### [Short problem 1]
Copy the forum thread on reporting an illegal immigrant in full, character for character.

### [Provided passage]
-=-=-

# How to report about an illegal immigrant



## aigo962 (Mar 9, 2020)

Hello, everyone!
Could you please help me and tell me if it is possible to lodge a complaint/make a report to the immigration authorities/office in Spain with respect to an undocumented immigrant. 
I know a guy (a distant so-called acquaintance), who has been living in Spain for about 4 years. Now he is working illegaly with fake documents and fake driving license. He has a wife and 2 kids. They came to Spain from Russia with the help of the Red Cross. His wife entered a Spanish university to get a student visa for 3 years. The visa has expired and she has completed her studies (as far as I know). I know for sure that he does not have a permit for living in Spain - he uses a fake document of a Baltic State.
They live in Alicante. Is there any chance to report online about this situation to the local immigration authorities so that they could check their documents and deport from the country?
Thanx in advance.


----------



## Alcalaina (Aug 6, 2010)

If you want to report someone you believe is engaged in illegal activities you must make a_ denuncia_ to the Poliíca Nacional. Note that you will have to provide evidence and it might not be anonymous.


----------



## Hepa (Apr 2, 2018)

Collate the facts and send them to the appropriate police authority, this can be done anonymously.


----------



## snikpoh (Nov 19, 2007)

Alcalaina said:


> If you want to report someone you believe is engaged in illegal activities you must make a_ denuncia_ to the Poliíca Nacional. Note that you will have to provide evidence and it might not be anonymous.


It's my understanding that denuncias are always anonymous


----------



## xabiaxica (Jun 23, 2009)

snikpoh said:


> It's my understanding that denuncias are always anonymous


You do have to sign a denuncia, but I believe that unless it is taken further than the police checking it out, such as the case going to court, the accused isn't informed as to who made the complaint.


----------



## ElaineG (Jun 4, 2015)

If you have nothing better to do, make a report to the police. They will give a copy of that to the persons investigated


----------



## Juan C (Sep 4, 2017)

Hepa said:


> Collate the facts and send them to the appropriate police authority, this can be done anonymously.

-=-=-

### [Available data]
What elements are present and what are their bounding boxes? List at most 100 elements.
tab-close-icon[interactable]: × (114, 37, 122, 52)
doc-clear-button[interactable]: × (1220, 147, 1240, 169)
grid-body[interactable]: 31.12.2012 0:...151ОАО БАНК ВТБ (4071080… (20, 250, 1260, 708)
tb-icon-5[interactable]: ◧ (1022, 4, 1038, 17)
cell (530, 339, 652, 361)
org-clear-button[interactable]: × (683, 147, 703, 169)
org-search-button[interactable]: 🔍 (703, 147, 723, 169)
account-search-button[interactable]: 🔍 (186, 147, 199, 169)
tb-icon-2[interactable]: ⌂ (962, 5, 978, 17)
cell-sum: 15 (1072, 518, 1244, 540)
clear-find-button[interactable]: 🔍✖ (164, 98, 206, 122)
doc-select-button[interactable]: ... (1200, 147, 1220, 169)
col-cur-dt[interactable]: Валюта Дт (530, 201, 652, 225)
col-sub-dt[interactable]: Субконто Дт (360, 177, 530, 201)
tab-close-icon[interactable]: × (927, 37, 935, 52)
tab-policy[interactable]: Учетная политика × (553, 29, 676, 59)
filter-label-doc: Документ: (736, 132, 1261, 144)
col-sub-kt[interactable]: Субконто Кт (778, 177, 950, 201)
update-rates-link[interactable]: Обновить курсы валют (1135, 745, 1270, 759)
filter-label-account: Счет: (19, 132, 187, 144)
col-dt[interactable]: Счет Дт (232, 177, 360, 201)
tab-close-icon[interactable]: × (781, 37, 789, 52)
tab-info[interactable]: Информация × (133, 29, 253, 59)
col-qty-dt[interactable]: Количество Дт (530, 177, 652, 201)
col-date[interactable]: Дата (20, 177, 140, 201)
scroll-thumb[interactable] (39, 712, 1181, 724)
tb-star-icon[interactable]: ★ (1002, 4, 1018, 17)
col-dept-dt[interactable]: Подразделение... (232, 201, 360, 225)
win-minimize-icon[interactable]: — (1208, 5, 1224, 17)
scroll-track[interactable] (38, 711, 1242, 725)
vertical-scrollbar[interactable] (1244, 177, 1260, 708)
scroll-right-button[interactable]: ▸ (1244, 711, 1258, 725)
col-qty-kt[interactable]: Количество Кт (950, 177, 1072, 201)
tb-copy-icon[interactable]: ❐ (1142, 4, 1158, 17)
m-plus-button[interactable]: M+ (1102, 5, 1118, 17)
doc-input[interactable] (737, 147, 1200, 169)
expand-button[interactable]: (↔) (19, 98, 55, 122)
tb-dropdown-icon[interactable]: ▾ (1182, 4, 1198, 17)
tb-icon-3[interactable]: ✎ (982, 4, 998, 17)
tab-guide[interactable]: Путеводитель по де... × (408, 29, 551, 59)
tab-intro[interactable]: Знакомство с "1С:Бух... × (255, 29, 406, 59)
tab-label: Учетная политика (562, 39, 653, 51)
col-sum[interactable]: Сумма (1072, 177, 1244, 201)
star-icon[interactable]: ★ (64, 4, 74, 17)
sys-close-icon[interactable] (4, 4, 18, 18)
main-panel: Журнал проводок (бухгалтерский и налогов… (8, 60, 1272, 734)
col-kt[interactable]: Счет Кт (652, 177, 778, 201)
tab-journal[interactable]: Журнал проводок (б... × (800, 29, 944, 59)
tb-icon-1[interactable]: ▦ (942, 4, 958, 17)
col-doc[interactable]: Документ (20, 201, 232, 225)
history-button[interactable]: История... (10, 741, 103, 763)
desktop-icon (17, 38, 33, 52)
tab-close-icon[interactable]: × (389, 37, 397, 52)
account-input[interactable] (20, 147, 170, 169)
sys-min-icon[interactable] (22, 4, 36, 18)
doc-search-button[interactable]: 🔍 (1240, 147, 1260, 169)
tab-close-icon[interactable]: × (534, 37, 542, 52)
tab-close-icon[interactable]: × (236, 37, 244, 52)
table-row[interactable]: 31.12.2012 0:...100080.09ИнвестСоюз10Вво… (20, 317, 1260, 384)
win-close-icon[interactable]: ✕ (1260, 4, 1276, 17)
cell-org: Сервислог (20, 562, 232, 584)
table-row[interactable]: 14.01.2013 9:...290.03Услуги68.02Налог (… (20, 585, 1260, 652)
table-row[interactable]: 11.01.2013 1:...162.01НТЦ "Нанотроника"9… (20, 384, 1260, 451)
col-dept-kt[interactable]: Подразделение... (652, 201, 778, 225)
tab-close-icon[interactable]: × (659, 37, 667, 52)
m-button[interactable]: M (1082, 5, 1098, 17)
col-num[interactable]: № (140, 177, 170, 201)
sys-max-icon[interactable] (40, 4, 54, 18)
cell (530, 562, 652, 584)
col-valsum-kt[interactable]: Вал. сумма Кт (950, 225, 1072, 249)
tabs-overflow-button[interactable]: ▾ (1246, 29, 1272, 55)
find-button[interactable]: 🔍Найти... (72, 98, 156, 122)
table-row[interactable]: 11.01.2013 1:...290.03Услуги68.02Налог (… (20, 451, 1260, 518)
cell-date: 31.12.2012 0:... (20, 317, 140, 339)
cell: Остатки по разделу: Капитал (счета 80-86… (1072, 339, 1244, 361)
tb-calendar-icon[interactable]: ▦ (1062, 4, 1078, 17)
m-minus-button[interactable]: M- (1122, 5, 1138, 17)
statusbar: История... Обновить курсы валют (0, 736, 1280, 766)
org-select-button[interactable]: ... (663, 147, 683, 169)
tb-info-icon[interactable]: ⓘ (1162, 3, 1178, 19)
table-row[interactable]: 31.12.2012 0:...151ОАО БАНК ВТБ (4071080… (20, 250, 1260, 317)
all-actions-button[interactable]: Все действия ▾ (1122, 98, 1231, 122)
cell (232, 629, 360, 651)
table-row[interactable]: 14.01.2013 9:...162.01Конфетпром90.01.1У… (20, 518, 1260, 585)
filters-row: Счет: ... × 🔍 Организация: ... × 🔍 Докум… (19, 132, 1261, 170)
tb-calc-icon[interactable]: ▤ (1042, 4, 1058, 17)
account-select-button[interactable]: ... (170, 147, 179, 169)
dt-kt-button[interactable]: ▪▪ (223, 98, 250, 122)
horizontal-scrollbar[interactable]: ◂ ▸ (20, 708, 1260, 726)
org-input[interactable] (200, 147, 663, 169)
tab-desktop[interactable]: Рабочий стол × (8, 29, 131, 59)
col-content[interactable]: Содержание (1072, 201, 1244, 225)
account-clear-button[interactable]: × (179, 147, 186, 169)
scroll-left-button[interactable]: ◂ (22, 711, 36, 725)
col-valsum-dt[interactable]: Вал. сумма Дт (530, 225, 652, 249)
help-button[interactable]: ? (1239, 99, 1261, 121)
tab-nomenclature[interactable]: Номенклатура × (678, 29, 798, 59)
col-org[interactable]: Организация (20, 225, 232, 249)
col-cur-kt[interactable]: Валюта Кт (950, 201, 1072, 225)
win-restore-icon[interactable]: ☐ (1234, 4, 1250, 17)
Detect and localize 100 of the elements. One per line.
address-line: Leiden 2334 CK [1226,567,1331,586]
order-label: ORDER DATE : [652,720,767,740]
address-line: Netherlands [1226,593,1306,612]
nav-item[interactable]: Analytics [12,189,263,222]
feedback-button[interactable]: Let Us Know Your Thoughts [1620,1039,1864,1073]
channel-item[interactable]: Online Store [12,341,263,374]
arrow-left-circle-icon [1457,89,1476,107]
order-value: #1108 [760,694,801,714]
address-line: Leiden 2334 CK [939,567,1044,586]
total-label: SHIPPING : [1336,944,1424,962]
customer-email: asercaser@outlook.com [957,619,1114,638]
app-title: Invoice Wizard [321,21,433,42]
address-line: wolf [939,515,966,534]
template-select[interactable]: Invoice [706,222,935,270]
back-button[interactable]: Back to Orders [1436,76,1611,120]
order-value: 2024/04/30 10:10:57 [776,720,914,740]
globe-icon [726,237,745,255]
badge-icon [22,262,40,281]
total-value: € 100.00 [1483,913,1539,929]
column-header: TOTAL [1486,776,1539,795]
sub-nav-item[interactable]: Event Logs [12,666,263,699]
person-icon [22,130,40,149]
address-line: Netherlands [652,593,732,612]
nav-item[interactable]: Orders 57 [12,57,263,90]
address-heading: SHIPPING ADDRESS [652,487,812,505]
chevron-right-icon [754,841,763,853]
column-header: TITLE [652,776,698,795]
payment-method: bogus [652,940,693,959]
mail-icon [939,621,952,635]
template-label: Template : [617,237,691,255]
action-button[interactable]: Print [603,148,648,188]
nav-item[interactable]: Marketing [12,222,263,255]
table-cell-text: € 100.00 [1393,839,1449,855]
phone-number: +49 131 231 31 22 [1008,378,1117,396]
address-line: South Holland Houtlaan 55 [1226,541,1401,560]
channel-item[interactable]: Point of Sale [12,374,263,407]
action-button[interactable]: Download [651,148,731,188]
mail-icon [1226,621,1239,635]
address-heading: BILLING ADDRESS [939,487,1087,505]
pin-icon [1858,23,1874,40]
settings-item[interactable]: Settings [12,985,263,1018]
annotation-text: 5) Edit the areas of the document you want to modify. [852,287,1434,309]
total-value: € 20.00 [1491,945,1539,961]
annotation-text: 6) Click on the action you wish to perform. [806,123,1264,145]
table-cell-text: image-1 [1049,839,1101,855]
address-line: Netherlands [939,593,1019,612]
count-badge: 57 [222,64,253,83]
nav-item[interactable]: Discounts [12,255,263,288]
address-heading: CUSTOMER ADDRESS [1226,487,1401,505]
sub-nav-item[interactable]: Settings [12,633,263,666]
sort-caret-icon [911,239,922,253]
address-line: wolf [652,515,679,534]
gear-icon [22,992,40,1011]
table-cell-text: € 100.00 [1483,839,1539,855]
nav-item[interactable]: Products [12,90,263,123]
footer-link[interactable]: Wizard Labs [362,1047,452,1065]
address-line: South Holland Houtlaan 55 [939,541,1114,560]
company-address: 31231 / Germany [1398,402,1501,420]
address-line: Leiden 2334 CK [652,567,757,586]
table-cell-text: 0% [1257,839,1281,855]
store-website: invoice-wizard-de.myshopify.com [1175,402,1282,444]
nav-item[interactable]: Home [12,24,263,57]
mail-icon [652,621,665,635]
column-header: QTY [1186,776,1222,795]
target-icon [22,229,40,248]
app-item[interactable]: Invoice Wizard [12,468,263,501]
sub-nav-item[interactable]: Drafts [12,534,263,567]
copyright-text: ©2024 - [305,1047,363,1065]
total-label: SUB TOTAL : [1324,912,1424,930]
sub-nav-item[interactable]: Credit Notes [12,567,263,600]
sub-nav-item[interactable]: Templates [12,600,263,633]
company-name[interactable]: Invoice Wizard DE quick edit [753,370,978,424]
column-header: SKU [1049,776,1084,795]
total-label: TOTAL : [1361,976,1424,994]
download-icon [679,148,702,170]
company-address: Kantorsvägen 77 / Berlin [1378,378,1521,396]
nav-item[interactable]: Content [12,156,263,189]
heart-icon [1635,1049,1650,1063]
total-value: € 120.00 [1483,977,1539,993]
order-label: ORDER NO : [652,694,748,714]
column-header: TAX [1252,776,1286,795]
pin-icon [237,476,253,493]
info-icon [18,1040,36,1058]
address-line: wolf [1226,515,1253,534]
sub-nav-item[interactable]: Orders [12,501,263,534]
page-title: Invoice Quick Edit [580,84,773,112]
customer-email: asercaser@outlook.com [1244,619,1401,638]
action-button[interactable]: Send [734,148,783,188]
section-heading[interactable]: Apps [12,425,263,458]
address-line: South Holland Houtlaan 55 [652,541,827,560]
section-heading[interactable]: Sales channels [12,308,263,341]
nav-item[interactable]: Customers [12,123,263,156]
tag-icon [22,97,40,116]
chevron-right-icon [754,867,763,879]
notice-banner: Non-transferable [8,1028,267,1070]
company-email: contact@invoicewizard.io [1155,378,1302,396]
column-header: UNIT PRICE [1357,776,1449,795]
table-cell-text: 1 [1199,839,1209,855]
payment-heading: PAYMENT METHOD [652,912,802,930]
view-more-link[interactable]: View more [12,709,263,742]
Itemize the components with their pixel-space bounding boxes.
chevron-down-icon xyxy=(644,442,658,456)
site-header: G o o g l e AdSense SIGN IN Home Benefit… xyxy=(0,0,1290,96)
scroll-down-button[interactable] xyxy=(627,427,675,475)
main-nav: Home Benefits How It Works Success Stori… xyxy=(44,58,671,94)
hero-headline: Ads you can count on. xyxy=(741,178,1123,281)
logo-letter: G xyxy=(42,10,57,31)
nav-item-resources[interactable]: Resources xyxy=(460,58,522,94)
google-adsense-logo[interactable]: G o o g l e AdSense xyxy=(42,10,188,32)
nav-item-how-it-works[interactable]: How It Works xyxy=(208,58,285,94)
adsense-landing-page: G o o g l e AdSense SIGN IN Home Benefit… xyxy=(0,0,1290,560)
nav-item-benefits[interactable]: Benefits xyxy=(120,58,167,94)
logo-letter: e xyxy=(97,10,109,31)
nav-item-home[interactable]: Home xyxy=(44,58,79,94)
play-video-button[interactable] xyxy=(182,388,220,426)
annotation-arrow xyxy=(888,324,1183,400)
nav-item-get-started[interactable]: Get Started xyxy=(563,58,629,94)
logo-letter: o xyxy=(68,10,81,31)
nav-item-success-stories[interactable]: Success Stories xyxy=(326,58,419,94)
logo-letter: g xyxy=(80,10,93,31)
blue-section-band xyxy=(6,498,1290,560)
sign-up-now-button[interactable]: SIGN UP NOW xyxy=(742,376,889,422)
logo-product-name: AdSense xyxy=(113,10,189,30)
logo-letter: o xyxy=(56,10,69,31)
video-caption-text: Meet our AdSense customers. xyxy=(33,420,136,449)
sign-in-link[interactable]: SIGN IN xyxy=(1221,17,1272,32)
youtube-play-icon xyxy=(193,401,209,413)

-=-=-

### [Short problem 2]
Swap "doc-clear-button" for "doc-reset-button" in the entries, from the first line through the line containing "org-search-button[interactable]: 🔍 (703, 147, 723, 169)", inclusive. Return only those lines, with everything else unchanged.

### [Right answer 1]
# How to report about an illegal immigrant



## aigo962 (Mar 9, 2020)

Hello, everyone!
Could you please help me and tell me if it is possible to lodge a complaint/make a report to the immigration authorities/office in Spain with respect to an undocumented immigrant. 
I know a guy (a distant so-called acquaintance), who has been living in Spain for about 4 years. Now he is working illegaly with fake documents and fake driving license. He has a wife and 2 kids. They came to Spain from Russia with the help of the Red Cross. His wife entered a Spanish university to get a student visa for 3 years. The visa has expired and she has completed her studies (as far as I know). I know for sure that he does not have a permit for living in Spain - he uses a fake document of a Baltic State.
They live in Alicante. Is there any chance to report online about this situation to the local immigration authorities so that they could check their documents and deport from the country?
Thanx in advance.


----------



## Alcalaina (Aug 6, 2010)

If you want to report someone you believe is engaged in illegal activities you must make a_ denuncia_ to the Poliíca Nacional. Note that you will have to provide evidence and it might not be anonymous.


----------



## Hepa (Apr 2, 2018)

Collate the facts and send them to the appropriate police authority, this can be done anonymously.


----------



## snikpoh (Nov 19, 2007)

Alcalaina said:


> If you want to report someone you believe is engaged in illegal activities you must make a_ denuncia_ to the Poliíca Nacional. Note that you will have to provide evidence and it might not be anonymous.


It's my understanding that denuncias are always anonymous


----------



## xabiaxica (Jun 23, 2009)

snikpoh said:


> It's my understanding that denuncias are always anonymous


You do have to sign a denuncia, but I believe that unless it is taken further than the police checking it out, such as the case going to court, the accused isn't informed as to who made the complaint.


----------



## ElaineG (Jun 4, 2015)

If you have nothing better to do, make a report to the police. They will give a copy of that to the persons investigated


----------



## Juan C (Sep 4, 2017)

Hepa said:


> Collate the facts and send them to the appropriate police authority, this can be done anonymously.

### [Right answer 2]
What elements are present and what are their bounding boxes? List at most 100 elements.
tab-close-icon[interactable]: × (114, 37, 122, 52)
doc-reset-button[interactable]: × (1220, 147, 1240, 169)
grid-body[interactable]: 31.12.2012 0:...151ОАО БАНК ВТБ (4071080… (20, 250, 1260, 708)
tb-icon-5[interactable]: ◧ (1022, 4, 1038, 17)
cell (530, 339, 652, 361)
org-clear-button[interactable]: × (683, 147, 703, 169)
org-search-button[interactable]: 🔍 (703, 147, 723, 169)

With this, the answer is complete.